STATED GOAL
Find the lines holding the string "吉尔吉斯斯坦" in the data, then copy all of them.

DATA TO USE

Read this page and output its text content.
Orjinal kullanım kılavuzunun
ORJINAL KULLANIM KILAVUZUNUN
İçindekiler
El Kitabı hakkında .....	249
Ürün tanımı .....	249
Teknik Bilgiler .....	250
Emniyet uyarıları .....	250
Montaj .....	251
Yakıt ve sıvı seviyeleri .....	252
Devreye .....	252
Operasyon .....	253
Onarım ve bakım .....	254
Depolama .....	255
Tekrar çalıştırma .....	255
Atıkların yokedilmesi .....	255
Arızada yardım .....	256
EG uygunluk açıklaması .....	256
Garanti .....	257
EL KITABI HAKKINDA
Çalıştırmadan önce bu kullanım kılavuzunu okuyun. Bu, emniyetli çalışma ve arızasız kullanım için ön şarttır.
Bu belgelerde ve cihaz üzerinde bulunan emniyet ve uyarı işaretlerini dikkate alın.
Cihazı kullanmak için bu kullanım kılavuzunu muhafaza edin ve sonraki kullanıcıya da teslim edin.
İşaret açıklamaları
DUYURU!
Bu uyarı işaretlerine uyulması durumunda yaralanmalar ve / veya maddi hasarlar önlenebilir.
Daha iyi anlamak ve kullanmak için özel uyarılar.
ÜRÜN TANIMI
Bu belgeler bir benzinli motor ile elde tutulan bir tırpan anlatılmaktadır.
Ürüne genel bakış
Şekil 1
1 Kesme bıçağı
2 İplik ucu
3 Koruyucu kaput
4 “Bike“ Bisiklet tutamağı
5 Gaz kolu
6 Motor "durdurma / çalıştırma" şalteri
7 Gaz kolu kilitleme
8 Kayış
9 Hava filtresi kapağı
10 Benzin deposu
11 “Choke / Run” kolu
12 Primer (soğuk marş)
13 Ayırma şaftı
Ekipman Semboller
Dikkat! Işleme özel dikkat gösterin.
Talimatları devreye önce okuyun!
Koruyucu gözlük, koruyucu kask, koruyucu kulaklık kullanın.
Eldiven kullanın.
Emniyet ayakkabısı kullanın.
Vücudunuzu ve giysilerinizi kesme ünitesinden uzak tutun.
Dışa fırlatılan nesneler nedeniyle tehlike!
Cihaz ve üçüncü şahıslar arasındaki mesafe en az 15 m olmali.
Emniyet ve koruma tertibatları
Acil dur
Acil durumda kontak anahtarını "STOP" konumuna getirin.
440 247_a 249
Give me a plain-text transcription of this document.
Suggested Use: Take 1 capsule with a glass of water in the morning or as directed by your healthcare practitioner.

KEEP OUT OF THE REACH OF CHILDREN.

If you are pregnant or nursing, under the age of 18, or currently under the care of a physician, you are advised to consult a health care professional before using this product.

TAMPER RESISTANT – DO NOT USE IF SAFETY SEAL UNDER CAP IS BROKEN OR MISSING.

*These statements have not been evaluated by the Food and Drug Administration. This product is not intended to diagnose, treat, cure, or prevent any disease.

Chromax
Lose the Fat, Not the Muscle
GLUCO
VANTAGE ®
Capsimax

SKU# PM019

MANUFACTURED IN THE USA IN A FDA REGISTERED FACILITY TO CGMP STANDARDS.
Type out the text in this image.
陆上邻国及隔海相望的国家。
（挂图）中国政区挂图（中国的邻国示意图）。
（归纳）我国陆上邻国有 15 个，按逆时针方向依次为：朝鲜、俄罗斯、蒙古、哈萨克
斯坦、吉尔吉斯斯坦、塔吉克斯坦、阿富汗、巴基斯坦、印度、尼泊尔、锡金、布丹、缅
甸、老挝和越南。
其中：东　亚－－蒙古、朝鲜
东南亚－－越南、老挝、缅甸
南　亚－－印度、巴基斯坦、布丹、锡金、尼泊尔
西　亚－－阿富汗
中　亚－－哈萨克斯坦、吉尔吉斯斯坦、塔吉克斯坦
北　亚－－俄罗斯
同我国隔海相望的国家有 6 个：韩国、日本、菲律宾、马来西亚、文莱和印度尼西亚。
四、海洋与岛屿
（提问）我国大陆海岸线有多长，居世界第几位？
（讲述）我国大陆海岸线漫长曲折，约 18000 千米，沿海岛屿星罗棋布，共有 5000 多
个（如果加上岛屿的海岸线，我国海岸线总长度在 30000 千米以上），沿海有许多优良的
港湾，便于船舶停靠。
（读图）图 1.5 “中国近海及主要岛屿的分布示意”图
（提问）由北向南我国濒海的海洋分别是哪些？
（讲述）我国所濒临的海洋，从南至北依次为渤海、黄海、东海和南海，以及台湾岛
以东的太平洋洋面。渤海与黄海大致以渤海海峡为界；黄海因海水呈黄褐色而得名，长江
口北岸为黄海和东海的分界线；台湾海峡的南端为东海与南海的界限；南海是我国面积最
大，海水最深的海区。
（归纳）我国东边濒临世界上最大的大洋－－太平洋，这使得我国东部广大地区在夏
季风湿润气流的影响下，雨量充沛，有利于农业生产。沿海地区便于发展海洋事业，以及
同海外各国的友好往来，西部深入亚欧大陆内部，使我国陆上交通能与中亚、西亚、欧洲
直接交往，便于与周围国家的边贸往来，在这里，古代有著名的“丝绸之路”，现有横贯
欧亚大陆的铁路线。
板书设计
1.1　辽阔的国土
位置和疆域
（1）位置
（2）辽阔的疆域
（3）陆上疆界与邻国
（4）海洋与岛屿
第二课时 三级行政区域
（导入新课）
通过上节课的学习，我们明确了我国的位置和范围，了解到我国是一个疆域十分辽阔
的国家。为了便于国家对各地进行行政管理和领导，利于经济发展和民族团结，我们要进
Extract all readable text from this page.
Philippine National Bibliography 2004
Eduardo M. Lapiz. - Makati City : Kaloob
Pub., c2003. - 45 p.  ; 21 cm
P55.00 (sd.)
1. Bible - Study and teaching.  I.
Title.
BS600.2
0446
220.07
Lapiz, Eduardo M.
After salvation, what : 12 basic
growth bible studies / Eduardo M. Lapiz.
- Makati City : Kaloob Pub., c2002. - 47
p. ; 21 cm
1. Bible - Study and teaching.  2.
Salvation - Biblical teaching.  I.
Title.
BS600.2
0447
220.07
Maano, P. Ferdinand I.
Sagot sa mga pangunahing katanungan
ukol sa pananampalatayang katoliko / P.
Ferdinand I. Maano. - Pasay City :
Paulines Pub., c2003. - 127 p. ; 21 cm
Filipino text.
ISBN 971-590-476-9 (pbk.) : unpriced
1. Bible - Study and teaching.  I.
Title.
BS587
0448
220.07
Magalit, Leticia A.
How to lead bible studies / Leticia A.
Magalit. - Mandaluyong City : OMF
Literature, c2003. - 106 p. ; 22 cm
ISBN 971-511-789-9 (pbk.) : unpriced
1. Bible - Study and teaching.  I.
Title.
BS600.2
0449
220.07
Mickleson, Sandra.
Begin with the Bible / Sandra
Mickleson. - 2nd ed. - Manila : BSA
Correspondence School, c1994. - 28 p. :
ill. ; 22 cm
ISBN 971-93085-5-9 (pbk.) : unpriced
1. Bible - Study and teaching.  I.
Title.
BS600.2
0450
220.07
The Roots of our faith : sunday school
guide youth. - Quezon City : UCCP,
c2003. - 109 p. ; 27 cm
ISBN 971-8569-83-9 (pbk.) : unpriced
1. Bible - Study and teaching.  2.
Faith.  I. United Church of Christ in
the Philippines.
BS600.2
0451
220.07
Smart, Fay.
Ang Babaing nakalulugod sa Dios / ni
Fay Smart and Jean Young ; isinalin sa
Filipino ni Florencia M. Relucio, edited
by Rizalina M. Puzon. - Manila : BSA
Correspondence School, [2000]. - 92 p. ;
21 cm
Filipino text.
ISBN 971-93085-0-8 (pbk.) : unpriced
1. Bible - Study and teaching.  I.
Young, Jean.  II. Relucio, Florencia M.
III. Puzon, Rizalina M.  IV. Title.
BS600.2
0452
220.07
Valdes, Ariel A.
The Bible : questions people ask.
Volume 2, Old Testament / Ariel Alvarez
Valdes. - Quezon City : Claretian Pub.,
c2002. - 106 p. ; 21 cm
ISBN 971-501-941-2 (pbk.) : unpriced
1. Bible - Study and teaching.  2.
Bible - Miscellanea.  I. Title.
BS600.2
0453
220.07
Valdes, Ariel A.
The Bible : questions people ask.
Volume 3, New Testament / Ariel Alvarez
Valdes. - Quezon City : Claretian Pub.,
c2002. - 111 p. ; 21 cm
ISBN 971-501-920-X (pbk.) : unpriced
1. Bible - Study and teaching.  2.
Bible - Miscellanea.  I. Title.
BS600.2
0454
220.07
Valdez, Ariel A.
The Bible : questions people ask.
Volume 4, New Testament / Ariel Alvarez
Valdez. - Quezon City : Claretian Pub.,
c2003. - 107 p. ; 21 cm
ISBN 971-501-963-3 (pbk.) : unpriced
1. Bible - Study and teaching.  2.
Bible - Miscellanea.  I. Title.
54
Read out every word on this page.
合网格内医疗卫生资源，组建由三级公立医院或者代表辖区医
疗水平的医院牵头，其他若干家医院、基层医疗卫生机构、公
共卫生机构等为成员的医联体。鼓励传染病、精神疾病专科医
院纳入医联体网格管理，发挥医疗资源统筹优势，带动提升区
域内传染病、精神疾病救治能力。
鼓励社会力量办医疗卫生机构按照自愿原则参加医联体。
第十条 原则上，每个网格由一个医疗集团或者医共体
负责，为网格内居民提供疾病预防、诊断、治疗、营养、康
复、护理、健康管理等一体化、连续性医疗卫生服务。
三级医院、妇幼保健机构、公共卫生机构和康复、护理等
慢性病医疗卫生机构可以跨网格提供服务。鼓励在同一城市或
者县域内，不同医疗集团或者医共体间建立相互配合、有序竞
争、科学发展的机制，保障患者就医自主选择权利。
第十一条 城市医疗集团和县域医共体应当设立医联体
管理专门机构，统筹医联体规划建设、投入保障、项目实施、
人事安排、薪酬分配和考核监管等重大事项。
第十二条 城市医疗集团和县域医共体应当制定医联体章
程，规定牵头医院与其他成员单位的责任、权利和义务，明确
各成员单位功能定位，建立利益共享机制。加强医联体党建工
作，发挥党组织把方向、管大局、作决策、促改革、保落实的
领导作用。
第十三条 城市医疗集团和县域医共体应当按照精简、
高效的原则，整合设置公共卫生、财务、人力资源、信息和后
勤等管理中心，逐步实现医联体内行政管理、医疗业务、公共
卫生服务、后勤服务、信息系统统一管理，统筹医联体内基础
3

TASK RESULT
斯坦、吉尔吉斯斯坦、塔吉克斯坦、阿富汗、巴基斯坦、印度、尼泊尔、锡金、布丹、缅
中　亚－－哈萨克斯坦、吉尔吉斯斯坦、塔吉克斯坦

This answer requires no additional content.